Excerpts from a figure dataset
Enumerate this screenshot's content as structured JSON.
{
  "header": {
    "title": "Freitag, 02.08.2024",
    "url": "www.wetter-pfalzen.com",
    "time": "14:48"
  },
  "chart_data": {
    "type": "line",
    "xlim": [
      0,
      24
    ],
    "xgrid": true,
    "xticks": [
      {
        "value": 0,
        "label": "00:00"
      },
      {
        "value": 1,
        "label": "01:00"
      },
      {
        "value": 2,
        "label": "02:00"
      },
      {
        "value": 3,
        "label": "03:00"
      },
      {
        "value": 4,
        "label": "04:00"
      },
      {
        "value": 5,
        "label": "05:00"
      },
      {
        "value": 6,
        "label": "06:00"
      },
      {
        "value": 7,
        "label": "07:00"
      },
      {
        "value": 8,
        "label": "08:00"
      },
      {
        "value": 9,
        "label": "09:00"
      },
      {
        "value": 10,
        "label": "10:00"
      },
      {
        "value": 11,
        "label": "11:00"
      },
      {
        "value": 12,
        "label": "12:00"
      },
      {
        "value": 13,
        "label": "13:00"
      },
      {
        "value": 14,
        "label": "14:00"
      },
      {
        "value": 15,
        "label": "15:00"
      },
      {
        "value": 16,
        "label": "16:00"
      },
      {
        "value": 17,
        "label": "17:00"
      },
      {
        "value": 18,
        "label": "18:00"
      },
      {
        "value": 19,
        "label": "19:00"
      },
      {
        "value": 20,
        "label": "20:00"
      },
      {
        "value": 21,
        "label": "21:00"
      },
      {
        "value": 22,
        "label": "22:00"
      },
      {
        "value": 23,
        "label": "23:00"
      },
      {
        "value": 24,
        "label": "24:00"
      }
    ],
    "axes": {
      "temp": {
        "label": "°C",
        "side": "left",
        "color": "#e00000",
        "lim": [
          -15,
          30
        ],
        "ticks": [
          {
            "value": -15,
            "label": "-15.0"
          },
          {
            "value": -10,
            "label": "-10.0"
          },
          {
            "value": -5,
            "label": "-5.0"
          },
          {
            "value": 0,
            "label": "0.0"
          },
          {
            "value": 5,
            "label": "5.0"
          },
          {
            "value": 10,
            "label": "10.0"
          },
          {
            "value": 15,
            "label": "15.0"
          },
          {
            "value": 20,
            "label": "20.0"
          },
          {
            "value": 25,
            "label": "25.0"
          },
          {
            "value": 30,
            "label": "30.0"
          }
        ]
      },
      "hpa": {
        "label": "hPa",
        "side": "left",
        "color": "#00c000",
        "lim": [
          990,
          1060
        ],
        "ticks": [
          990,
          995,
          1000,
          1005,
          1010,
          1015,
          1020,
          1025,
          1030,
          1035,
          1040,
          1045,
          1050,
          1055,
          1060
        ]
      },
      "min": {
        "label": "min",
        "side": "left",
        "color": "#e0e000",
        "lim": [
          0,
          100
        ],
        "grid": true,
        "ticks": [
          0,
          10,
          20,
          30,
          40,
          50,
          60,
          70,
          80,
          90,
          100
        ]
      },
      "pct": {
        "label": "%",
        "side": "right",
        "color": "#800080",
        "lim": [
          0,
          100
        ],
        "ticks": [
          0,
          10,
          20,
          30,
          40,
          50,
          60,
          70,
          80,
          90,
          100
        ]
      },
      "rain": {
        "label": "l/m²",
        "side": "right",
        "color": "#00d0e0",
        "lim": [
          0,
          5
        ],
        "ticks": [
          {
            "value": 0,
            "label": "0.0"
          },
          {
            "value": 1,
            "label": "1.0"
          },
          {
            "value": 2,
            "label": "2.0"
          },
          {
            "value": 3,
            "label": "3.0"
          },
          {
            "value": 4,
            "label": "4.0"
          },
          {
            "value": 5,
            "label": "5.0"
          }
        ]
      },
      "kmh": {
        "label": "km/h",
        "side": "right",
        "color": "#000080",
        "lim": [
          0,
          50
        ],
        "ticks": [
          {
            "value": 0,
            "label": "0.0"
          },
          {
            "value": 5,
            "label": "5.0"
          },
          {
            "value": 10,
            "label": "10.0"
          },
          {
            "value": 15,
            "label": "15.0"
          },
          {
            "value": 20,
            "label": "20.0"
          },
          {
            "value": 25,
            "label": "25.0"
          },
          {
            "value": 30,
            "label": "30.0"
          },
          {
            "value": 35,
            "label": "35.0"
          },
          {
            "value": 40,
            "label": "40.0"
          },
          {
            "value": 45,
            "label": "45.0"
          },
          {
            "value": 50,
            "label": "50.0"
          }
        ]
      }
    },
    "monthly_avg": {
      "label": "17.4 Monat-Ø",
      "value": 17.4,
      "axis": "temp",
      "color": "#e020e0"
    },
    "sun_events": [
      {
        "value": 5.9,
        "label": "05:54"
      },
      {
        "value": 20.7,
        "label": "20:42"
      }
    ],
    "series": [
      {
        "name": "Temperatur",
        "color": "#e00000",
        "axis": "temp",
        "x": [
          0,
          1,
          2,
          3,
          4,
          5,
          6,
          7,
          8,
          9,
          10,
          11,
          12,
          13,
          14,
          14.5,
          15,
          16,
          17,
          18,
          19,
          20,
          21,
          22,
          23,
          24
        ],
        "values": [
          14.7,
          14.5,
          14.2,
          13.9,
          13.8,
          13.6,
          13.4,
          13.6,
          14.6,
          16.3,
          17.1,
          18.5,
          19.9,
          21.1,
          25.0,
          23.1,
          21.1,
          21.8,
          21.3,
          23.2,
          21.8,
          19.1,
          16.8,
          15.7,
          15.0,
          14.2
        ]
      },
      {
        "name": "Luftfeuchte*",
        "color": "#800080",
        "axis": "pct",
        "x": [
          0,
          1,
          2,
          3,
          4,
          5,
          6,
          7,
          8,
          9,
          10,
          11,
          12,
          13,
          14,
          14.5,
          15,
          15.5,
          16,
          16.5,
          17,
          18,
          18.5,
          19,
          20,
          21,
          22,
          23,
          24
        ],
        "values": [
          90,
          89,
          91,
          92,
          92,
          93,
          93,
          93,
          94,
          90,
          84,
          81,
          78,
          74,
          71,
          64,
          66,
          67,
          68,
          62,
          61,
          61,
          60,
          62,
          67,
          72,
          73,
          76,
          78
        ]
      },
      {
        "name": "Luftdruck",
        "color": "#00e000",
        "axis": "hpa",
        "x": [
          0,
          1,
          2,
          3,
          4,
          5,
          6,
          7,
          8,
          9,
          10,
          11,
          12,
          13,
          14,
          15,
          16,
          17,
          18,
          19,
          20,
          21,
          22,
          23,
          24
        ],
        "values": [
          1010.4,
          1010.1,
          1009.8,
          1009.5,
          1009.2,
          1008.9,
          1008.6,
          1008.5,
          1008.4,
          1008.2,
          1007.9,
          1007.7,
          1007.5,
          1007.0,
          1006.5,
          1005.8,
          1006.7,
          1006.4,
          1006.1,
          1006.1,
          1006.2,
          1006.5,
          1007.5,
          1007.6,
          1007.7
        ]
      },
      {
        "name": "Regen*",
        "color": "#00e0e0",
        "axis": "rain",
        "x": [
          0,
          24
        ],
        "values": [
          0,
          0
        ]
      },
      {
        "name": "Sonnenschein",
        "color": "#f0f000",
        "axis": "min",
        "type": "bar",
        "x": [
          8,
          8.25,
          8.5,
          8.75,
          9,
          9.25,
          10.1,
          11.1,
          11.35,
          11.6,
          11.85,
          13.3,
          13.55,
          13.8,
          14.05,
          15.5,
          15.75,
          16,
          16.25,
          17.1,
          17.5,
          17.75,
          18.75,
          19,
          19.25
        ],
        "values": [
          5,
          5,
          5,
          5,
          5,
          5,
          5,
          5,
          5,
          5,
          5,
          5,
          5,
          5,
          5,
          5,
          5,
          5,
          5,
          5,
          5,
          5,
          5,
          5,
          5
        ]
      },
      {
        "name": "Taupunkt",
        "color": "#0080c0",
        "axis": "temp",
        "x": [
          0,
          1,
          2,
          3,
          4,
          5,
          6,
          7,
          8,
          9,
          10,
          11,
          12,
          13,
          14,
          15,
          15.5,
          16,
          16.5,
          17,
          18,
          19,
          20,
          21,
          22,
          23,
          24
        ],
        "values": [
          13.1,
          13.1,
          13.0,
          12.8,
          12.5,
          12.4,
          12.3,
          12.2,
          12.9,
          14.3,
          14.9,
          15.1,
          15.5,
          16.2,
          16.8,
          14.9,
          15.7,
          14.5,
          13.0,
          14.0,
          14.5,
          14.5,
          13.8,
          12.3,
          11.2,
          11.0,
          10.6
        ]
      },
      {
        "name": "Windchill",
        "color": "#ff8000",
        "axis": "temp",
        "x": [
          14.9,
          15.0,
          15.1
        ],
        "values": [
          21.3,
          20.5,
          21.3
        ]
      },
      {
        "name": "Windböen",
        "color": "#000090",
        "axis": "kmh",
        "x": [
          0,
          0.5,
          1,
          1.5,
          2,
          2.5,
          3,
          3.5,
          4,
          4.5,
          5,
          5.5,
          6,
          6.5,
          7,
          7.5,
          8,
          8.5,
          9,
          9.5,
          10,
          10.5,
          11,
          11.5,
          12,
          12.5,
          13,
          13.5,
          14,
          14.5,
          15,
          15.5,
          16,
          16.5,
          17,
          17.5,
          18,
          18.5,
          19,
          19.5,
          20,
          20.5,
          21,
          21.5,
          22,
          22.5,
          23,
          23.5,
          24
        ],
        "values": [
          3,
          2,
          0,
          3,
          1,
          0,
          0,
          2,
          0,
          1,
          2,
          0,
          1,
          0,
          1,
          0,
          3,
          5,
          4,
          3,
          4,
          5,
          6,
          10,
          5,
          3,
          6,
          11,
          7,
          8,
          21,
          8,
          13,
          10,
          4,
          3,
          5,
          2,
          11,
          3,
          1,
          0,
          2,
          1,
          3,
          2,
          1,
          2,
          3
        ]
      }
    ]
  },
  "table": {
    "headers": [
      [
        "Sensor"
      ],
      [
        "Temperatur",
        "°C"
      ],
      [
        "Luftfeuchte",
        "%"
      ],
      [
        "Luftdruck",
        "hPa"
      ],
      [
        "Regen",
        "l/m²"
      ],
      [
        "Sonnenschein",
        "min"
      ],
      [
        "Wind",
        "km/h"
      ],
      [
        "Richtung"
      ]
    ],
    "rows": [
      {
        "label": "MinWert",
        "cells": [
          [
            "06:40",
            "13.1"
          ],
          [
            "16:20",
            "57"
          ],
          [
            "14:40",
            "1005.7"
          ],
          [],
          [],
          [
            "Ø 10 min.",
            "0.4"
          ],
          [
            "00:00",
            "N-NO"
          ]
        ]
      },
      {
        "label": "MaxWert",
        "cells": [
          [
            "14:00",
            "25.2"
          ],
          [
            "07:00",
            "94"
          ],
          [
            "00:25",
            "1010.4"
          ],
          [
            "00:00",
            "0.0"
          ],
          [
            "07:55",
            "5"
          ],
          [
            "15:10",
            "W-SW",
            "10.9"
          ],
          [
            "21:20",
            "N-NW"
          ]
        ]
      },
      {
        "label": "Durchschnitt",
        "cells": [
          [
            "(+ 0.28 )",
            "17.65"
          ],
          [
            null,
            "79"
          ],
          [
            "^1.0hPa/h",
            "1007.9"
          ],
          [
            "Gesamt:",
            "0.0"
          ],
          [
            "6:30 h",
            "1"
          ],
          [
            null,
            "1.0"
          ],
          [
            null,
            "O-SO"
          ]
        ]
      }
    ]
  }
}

— EXERCISE INSTRUCTIONS —
Scan the material above. Extract every line in which the word "axis" occurs.

— ANSWER FOR THIS EXERCISE —
      "axis": "temp",
        "axis": "temp",
        "axis": "pct",
        "axis": "hpa",
        "axis": "rain",
        "axis": "min",
        "axis": "temp",
        "axis": "temp",
        "axis": "kmh",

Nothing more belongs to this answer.